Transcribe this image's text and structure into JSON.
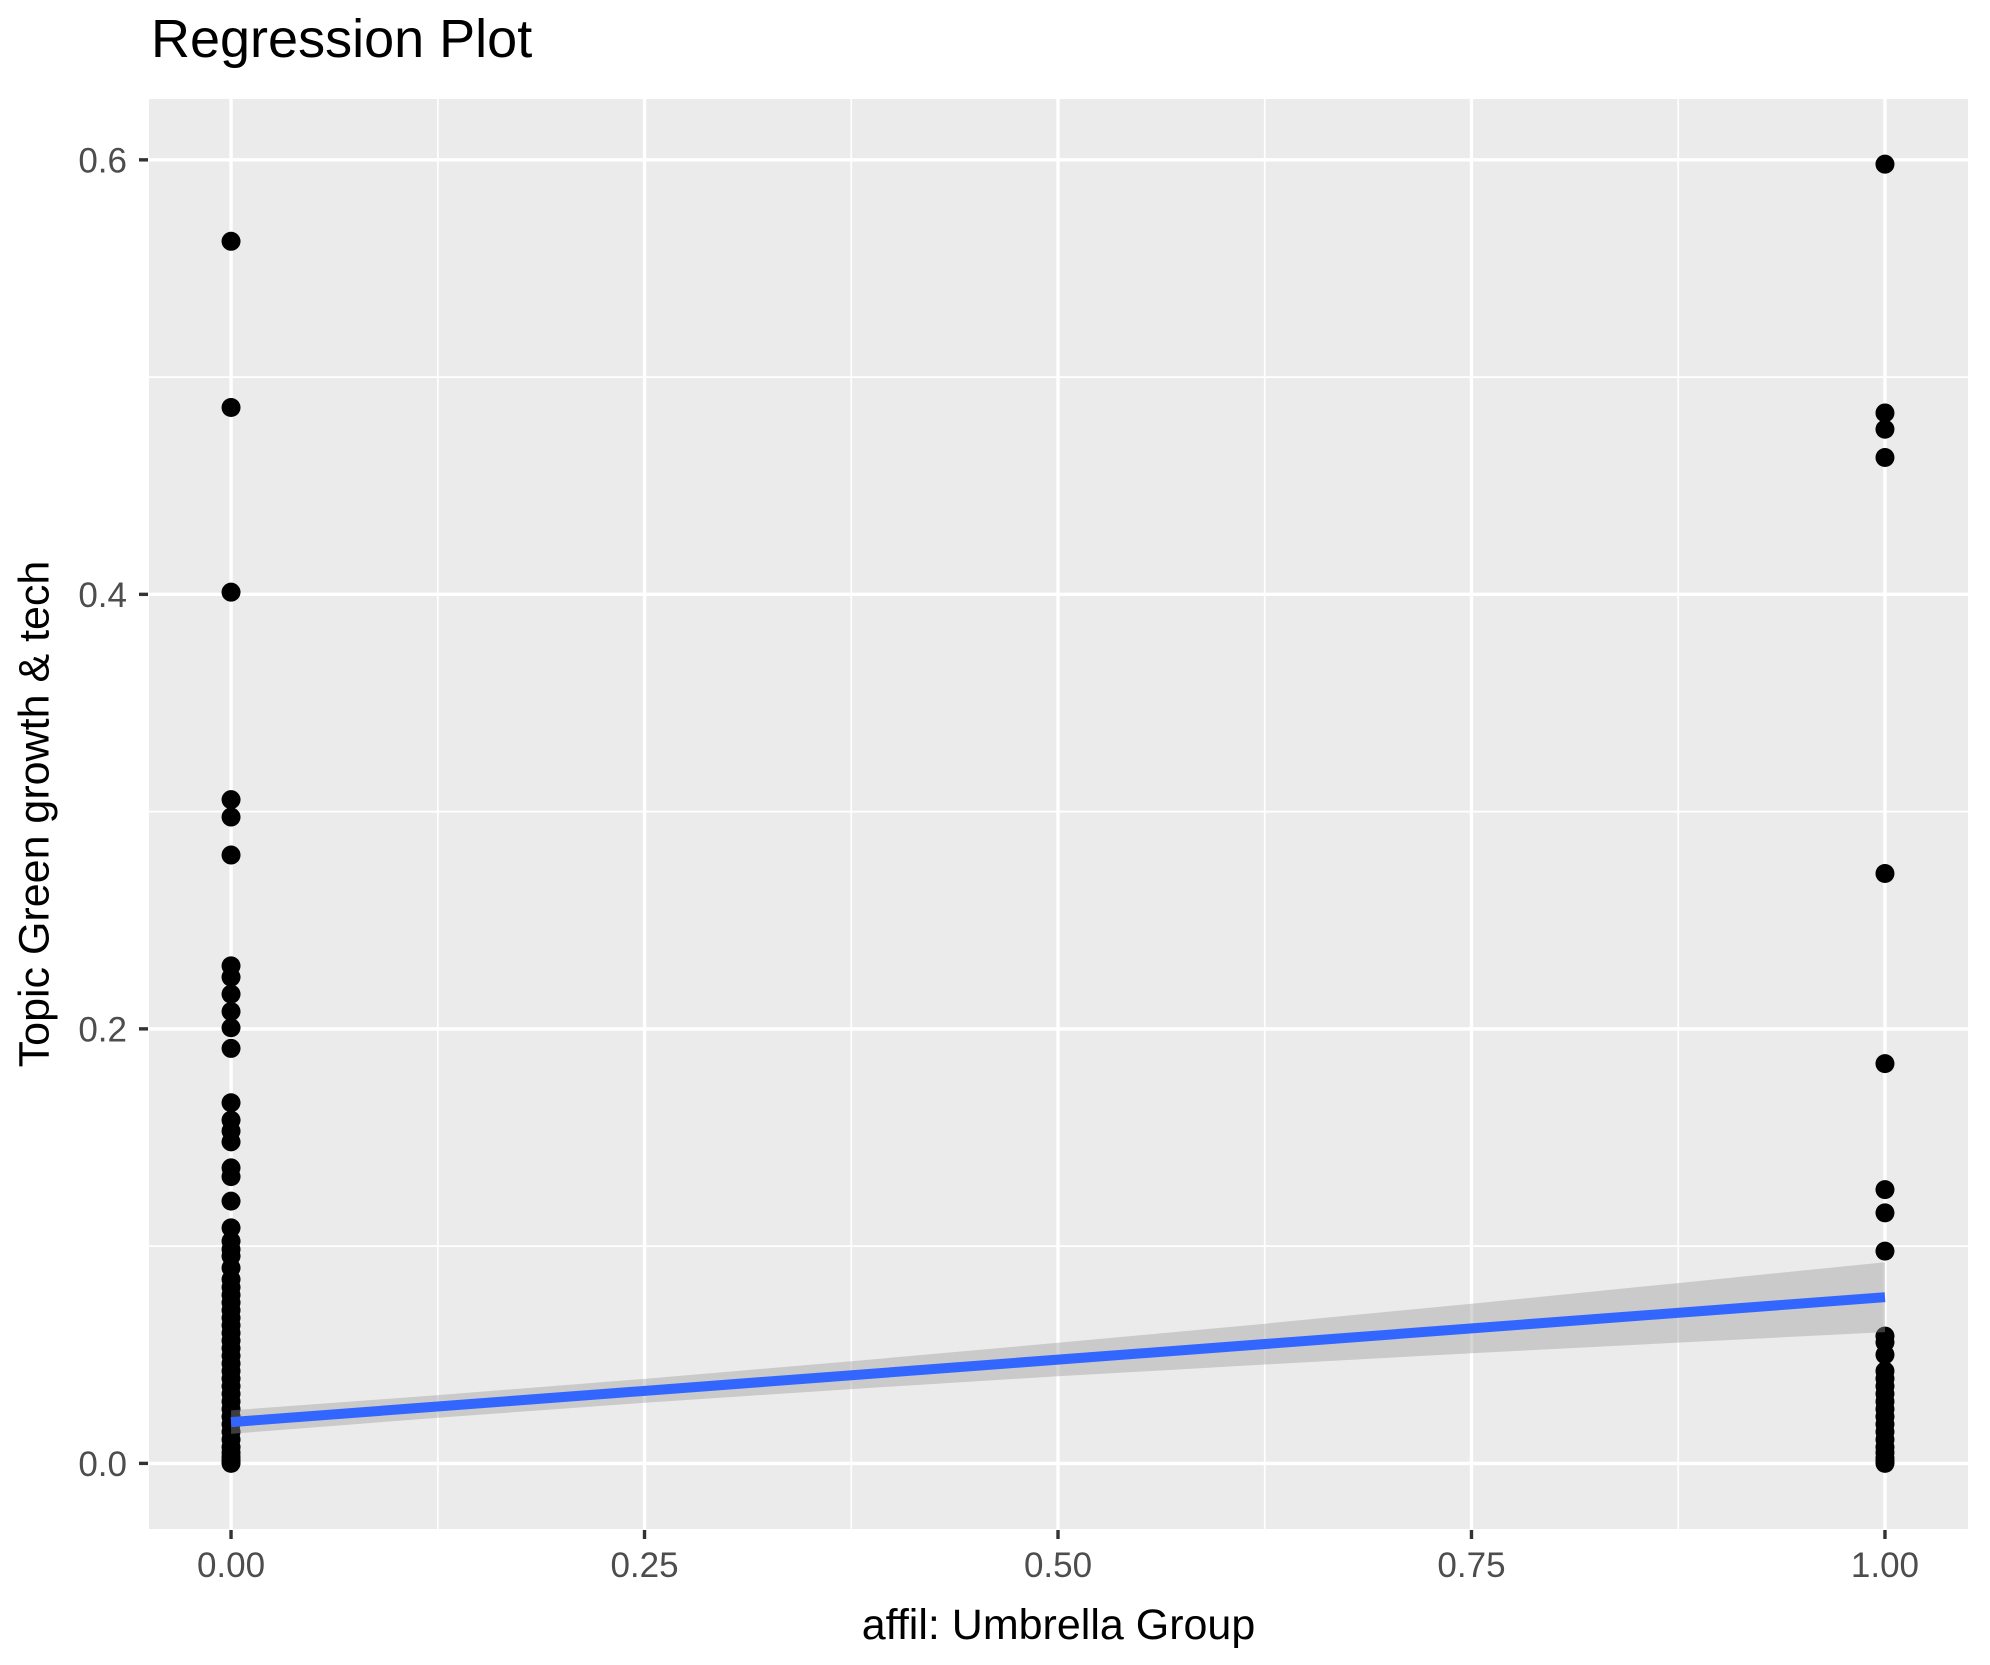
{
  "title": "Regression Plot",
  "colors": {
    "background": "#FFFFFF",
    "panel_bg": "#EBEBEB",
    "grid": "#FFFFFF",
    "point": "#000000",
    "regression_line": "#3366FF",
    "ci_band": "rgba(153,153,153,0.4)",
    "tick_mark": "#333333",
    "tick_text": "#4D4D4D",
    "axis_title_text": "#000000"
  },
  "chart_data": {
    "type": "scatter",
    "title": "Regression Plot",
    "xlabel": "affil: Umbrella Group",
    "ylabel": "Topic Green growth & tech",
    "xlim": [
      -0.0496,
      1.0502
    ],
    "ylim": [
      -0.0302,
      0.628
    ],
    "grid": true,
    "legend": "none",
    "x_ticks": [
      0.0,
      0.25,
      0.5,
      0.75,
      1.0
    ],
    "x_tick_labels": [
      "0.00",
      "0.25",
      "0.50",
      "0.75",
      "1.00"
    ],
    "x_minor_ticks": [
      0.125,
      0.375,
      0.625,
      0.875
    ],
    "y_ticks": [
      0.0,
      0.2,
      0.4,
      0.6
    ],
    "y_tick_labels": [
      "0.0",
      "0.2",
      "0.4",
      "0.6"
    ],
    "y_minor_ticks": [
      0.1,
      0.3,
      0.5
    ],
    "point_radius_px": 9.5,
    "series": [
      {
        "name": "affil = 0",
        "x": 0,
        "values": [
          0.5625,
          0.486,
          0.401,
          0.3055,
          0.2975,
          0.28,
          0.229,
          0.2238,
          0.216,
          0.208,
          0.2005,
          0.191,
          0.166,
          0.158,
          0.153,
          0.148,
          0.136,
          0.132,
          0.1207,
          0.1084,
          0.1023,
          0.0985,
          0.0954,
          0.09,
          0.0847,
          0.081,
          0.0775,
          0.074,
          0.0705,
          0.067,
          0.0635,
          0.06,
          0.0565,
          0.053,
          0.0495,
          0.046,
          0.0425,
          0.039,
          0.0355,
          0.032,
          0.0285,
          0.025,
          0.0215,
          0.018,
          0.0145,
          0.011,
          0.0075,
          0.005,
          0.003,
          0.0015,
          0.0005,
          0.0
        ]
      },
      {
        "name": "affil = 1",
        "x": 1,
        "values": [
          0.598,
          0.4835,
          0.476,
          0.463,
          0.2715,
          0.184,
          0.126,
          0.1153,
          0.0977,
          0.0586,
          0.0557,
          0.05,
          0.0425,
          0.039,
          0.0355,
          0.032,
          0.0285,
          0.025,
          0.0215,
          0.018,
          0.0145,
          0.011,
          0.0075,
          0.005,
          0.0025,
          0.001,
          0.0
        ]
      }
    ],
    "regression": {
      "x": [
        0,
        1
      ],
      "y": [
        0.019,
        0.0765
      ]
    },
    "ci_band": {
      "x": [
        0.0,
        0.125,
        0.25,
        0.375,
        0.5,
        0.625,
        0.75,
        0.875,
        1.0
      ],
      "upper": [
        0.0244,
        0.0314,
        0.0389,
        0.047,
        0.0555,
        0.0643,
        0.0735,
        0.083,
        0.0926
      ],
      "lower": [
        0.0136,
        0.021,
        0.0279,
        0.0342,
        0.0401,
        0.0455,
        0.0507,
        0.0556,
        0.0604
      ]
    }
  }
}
# # # #
* [REQUIRED TASK]:
List every line above containing the word "Plot".

* [IN RESPONSE]:
  "title": "Regression Plot",
    "title": "Regression Plot",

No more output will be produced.